Records from a data source:
==*==

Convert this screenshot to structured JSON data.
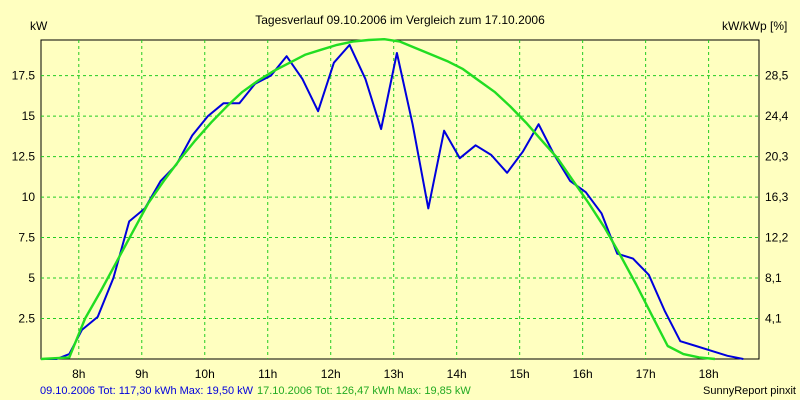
{
  "chart_data": {
    "type": "line",
    "title": "Tagesverlauf 09.10.2006 im Vergleich zum 17.10.2006",
    "ylabel_left": "kW",
    "ylabel_right": "kW/kWp [%]",
    "x_range": [
      7.4,
      18.8
    ],
    "ylim": [
      0,
      19.7
    ],
    "grid": true,
    "x_ticks": [
      {
        "value": 8,
        "label": "8h"
      },
      {
        "value": 9,
        "label": "9h"
      },
      {
        "value": 10,
        "label": "10h"
      },
      {
        "value": 11,
        "label": "11h"
      },
      {
        "value": 12,
        "label": "12h"
      },
      {
        "value": 13,
        "label": "13h"
      },
      {
        "value": 14,
        "label": "14h"
      },
      {
        "value": 15,
        "label": "15h"
      },
      {
        "value": 16,
        "label": "16h"
      },
      {
        "value": 17,
        "label": "17h"
      },
      {
        "value": 18,
        "label": "18h"
      }
    ],
    "y_ticks_left": [
      {
        "value": 2.5,
        "label": "2.5"
      },
      {
        "value": 5,
        "label": "5"
      },
      {
        "value": 7.5,
        "label": "7.5"
      },
      {
        "value": 10,
        "label": "10"
      },
      {
        "value": 12.5,
        "label": "12.5"
      },
      {
        "value": 15,
        "label": "15"
      },
      {
        "value": 17.5,
        "label": "17.5"
      }
    ],
    "y_ticks_right": [
      {
        "value": 2.5,
        "label": "4,1"
      },
      {
        "value": 5,
        "label": "8,1"
      },
      {
        "value": 7.5,
        "label": "12,2"
      },
      {
        "value": 10,
        "label": "16,3"
      },
      {
        "value": 12.5,
        "label": "20,3"
      },
      {
        "value": 15,
        "label": "24,4"
      },
      {
        "value": 17.5,
        "label": "28,5"
      }
    ],
    "series": [
      {
        "name": "09.10.2006",
        "color": "#0000dd",
        "points": [
          [
            7.4,
            0
          ],
          [
            7.65,
            0
          ],
          [
            7.85,
            0.3
          ],
          [
            8.05,
            1.8
          ],
          [
            8.3,
            2.6
          ],
          [
            8.55,
            5.0
          ],
          [
            8.8,
            8.5
          ],
          [
            9.05,
            9.3
          ],
          [
            9.3,
            11.0
          ],
          [
            9.55,
            12.0
          ],
          [
            9.8,
            13.8
          ],
          [
            10.05,
            15.0
          ],
          [
            10.3,
            15.8
          ],
          [
            10.55,
            15.8
          ],
          [
            10.8,
            17.0
          ],
          [
            11.05,
            17.5
          ],
          [
            11.3,
            18.7
          ],
          [
            11.55,
            17.3
          ],
          [
            11.8,
            15.3
          ],
          [
            12.05,
            18.3
          ],
          [
            12.3,
            19.4
          ],
          [
            12.55,
            17.3
          ],
          [
            12.8,
            14.2
          ],
          [
            13.05,
            18.9
          ],
          [
            13.3,
            14.5
          ],
          [
            13.55,
            9.3
          ],
          [
            13.8,
            14.1
          ],
          [
            14.05,
            12.4
          ],
          [
            14.3,
            13.2
          ],
          [
            14.55,
            12.6
          ],
          [
            14.8,
            11.5
          ],
          [
            15.05,
            12.8
          ],
          [
            15.3,
            14.5
          ],
          [
            15.55,
            12.6
          ],
          [
            15.8,
            11.0
          ],
          [
            16.05,
            10.3
          ],
          [
            16.3,
            9.0
          ],
          [
            16.55,
            6.5
          ],
          [
            16.8,
            6.2
          ],
          [
            17.05,
            5.2
          ],
          [
            17.3,
            3.0
          ],
          [
            17.55,
            1.1
          ],
          [
            17.8,
            0.8
          ],
          [
            18.05,
            0.5
          ],
          [
            18.3,
            0.2
          ],
          [
            18.55,
            0
          ]
        ]
      },
      {
        "name": "17.10.2006",
        "color": "#22dd22",
        "points": [
          [
            7.4,
            0
          ],
          [
            7.85,
            0.1
          ],
          [
            8.1,
            2.5
          ],
          [
            8.35,
            4.2
          ],
          [
            8.6,
            6.0
          ],
          [
            8.85,
            7.8
          ],
          [
            9.1,
            9.6
          ],
          [
            9.35,
            11.0
          ],
          [
            9.6,
            12.3
          ],
          [
            9.85,
            13.5
          ],
          [
            10.1,
            14.6
          ],
          [
            10.35,
            15.6
          ],
          [
            10.6,
            16.5
          ],
          [
            10.85,
            17.2
          ],
          [
            11.1,
            17.8
          ],
          [
            11.35,
            18.3
          ],
          [
            11.6,
            18.8
          ],
          [
            11.85,
            19.1
          ],
          [
            12.1,
            19.4
          ],
          [
            12.35,
            19.6
          ],
          [
            12.6,
            19.7
          ],
          [
            12.85,
            19.75
          ],
          [
            13.1,
            19.6
          ],
          [
            13.35,
            19.2
          ],
          [
            13.6,
            18.8
          ],
          [
            13.85,
            18.4
          ],
          [
            14.1,
            17.9
          ],
          [
            14.35,
            17.2
          ],
          [
            14.6,
            16.5
          ],
          [
            14.85,
            15.6
          ],
          [
            15.1,
            14.6
          ],
          [
            15.35,
            13.5
          ],
          [
            15.6,
            12.4
          ],
          [
            15.85,
            11.0
          ],
          [
            16.1,
            9.6
          ],
          [
            16.35,
            8.1
          ],
          [
            16.6,
            6.4
          ],
          [
            16.85,
            4.6
          ],
          [
            17.1,
            2.7
          ],
          [
            17.35,
            0.8
          ],
          [
            17.6,
            0.3
          ],
          [
            17.85,
            0.1
          ],
          [
            18.1,
            0
          ]
        ]
      }
    ]
  },
  "footer": {
    "series1_text": "09.10.2006 Tot: 117,30 kWh Max: 19,50 kW",
    "series2_text": "17.10.2006 Tot: 126,47 kWh Max: 19,85 kW",
    "brand": "SunnyReport pinxit"
  }
}
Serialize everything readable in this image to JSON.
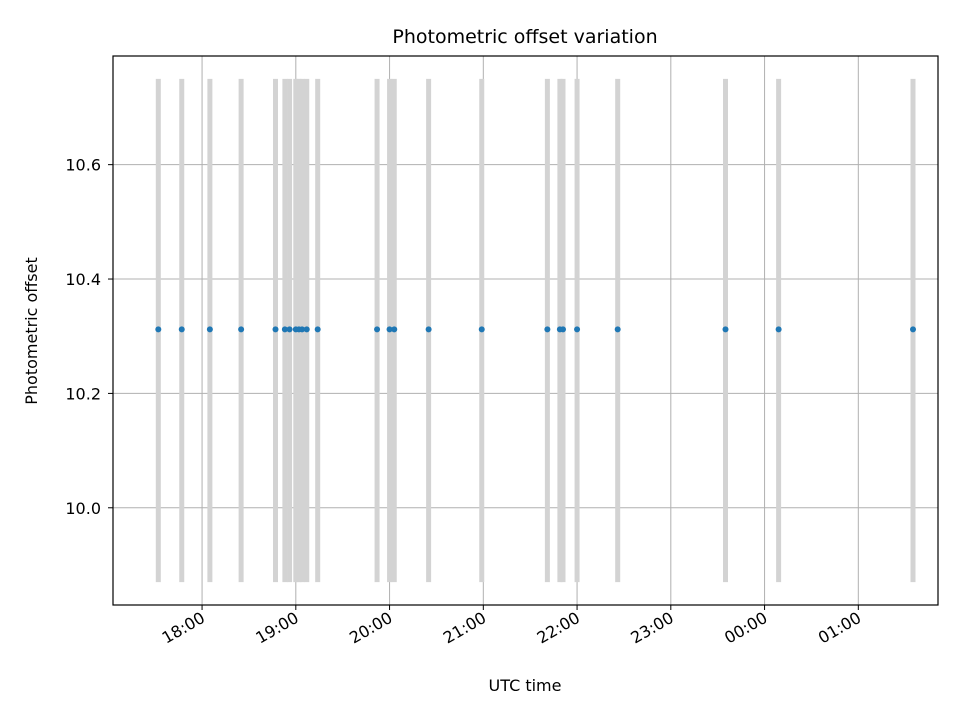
{
  "chart_data": {
    "type": "scatter",
    "title": "Photometric offset variation",
    "xlabel": "UTC time",
    "ylabel": "Photometric offset",
    "x_axis_kind": "time",
    "x_tick_labels": [
      "18:00",
      "19:00",
      "20:00",
      "21:00",
      "22:00",
      "23:00",
      "00:00",
      "01:00"
    ],
    "x_ticks": [
      "18:00",
      "19:00",
      "20:00",
      "21:00",
      "22:00",
      "23:00",
      "00:00",
      "01:00"
    ],
    "x_range": [
      "17:03",
      "01:51"
    ],
    "y_tick_labels": [
      "10.0",
      "10.2",
      "10.4",
      "10.6"
    ],
    "y_ticks": [
      10.0,
      10.2,
      10.4,
      10.6
    ],
    "ylim": [
      9.83,
      10.79
    ],
    "grid": true,
    "series": [
      {
        "color": "#1f77b4",
        "x": [
          "17:32",
          "17:47",
          "18:05",
          "18:25",
          "18:47",
          "18:53",
          "18:56",
          "19:00",
          "19:02",
          "19:04",
          "19:07",
          "19:14",
          "19:52",
          "20:00",
          "20:03",
          "20:25",
          "20:59",
          "21:41",
          "21:49",
          "21:51",
          "22:00",
          "22:26",
          "23:35",
          "00:09",
          "01:35"
        ],
        "y": [
          10.312,
          10.312,
          10.312,
          10.312,
          10.312,
          10.312,
          10.312,
          10.312,
          10.312,
          10.312,
          10.312,
          10.312,
          10.312,
          10.312,
          10.312,
          10.312,
          10.312,
          10.312,
          10.312,
          10.312,
          10.312,
          10.312,
          10.312,
          10.312,
          10.312
        ]
      }
    ],
    "vertical_lines": {
      "color": "#d3d3d3",
      "ymin": 9.87,
      "ymax": 10.75,
      "x": [
        "17:32",
        "17:47",
        "18:05",
        "18:25",
        "18:47",
        "18:53",
        "18:56",
        "19:00",
        "19:02",
        "19:04",
        "19:07",
        "19:14",
        "19:52",
        "20:00",
        "20:03",
        "20:25",
        "20:59",
        "21:41",
        "21:49",
        "21:51",
        "22:00",
        "22:26",
        "23:35",
        "00:09",
        "01:35"
      ]
    }
  }
}
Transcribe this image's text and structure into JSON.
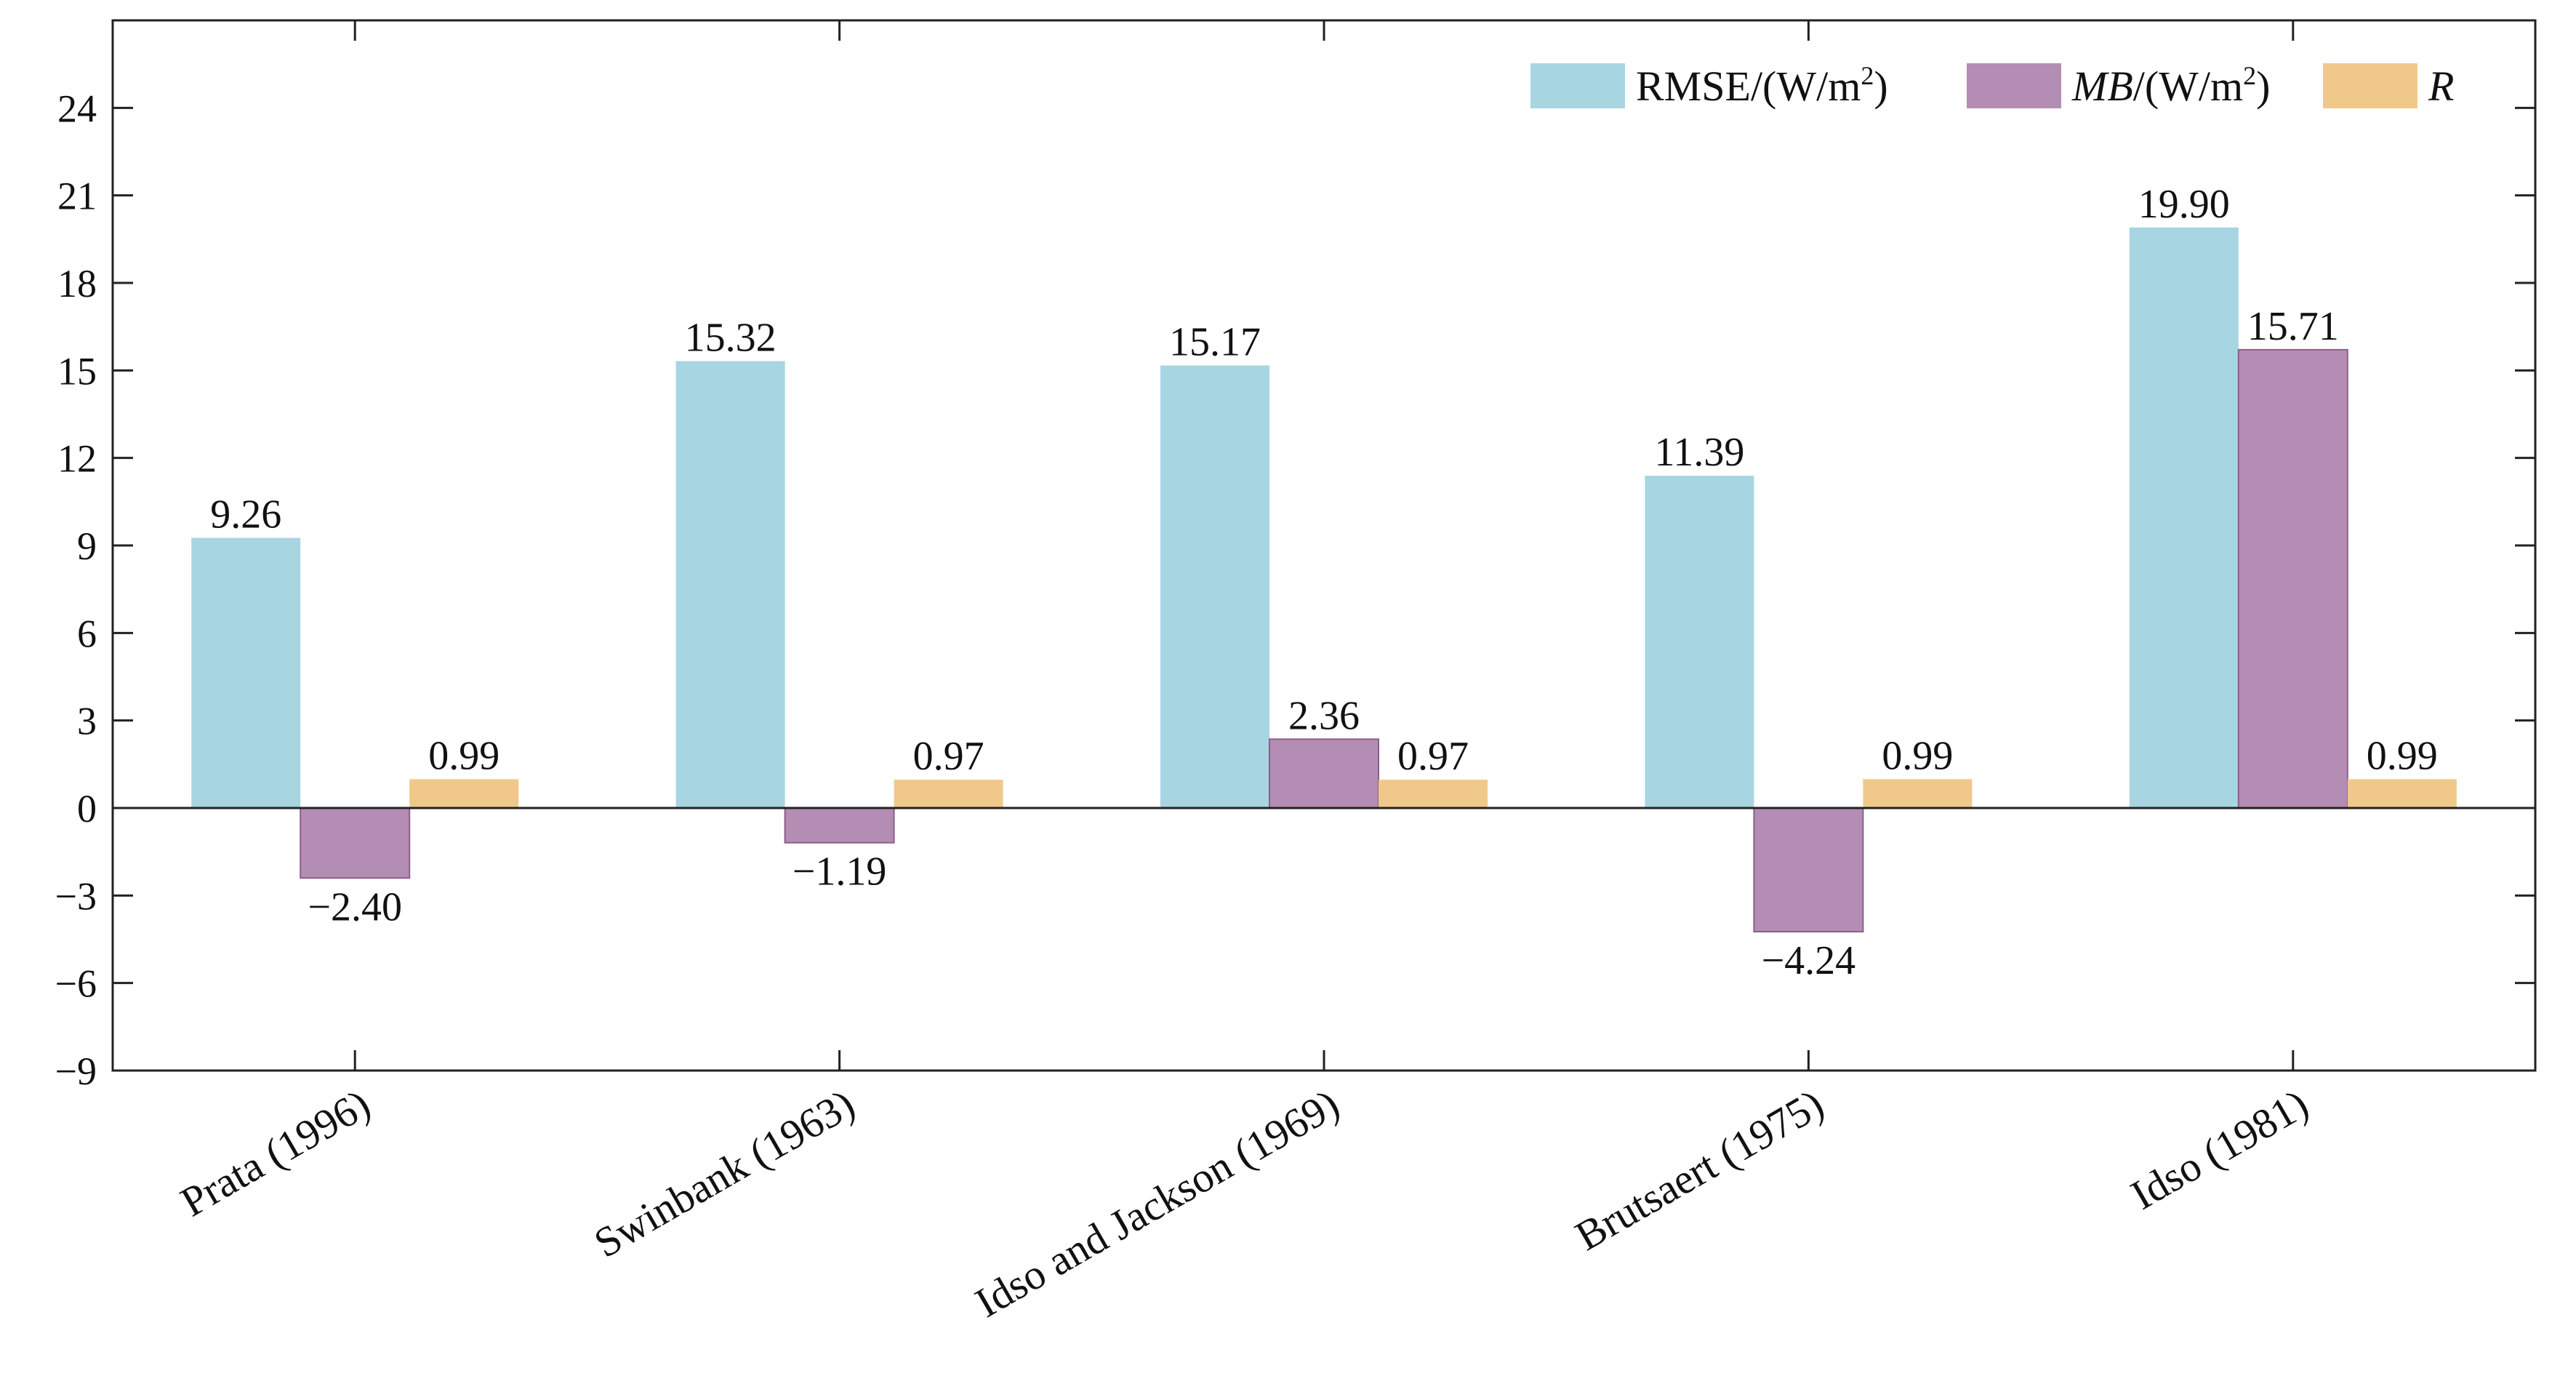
{
  "chart_data": {
    "type": "bar",
    "categories": [
      "Prata (1996)",
      "Swinbank (1963)",
      "Idso and Jackson (1969)",
      "Brutsaert (1975)",
      "Idso (1981)"
    ],
    "series": [
      {
        "name": "RMSE/(W/m²)",
        "legend_parts": [
          {
            "text": "RMSE/(W/m",
            "italic": false
          },
          {
            "text": "2",
            "sup": true
          },
          {
            "text": ")",
            "italic": false
          }
        ],
        "color": "#A8D5E2",
        "values": [
          9.26,
          15.32,
          15.17,
          11.39,
          19.9
        ],
        "labels": [
          "9.26",
          "15.32",
          "15.17",
          "11.39",
          "19.90"
        ]
      },
      {
        "name": "MB/(W/m²)",
        "legend_parts": [
          {
            "text": "MB",
            "italic": true
          },
          {
            "text": "/(W/m",
            "italic": false
          },
          {
            "text": "2",
            "sup": true
          },
          {
            "text": ")",
            "italic": false
          }
        ],
        "color": "#B48DB4",
        "values": [
          -2.4,
          -1.19,
          2.36,
          -4.24,
          15.71
        ],
        "labels": [
          "−2.40",
          "−1.19",
          "2.36",
          "−4.24",
          "15.71"
        ]
      },
      {
        "name": "R",
        "legend_parts": [
          {
            "text": "R",
            "italic": true
          }
        ],
        "color": "#F0C98A",
        "values": [
          0.99,
          0.97,
          0.97,
          0.99,
          0.99
        ],
        "labels": [
          "0.99",
          "0.97",
          "0.97",
          "0.99",
          "0.99"
        ]
      }
    ],
    "ylim": [
      -9,
      27
    ],
    "yticks": [
      -9,
      -6,
      -3,
      0,
      3,
      6,
      9,
      12,
      15,
      18,
      21,
      24
    ],
    "ytick_labels": [
      "−9",
      "−6",
      "−3",
      "0",
      "3",
      "6",
      "9",
      "12",
      "15",
      "18",
      "21",
      "24"
    ],
    "title": "",
    "xlabel": "",
    "ylabel": "",
    "grid": false,
    "legend_position": "top-right"
  }
}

==*==

## TASK OBJECTIVE
Of the lines above, how many hold the string "JSON"? Answer with only the number.

## WRITTEN RESPONSE
3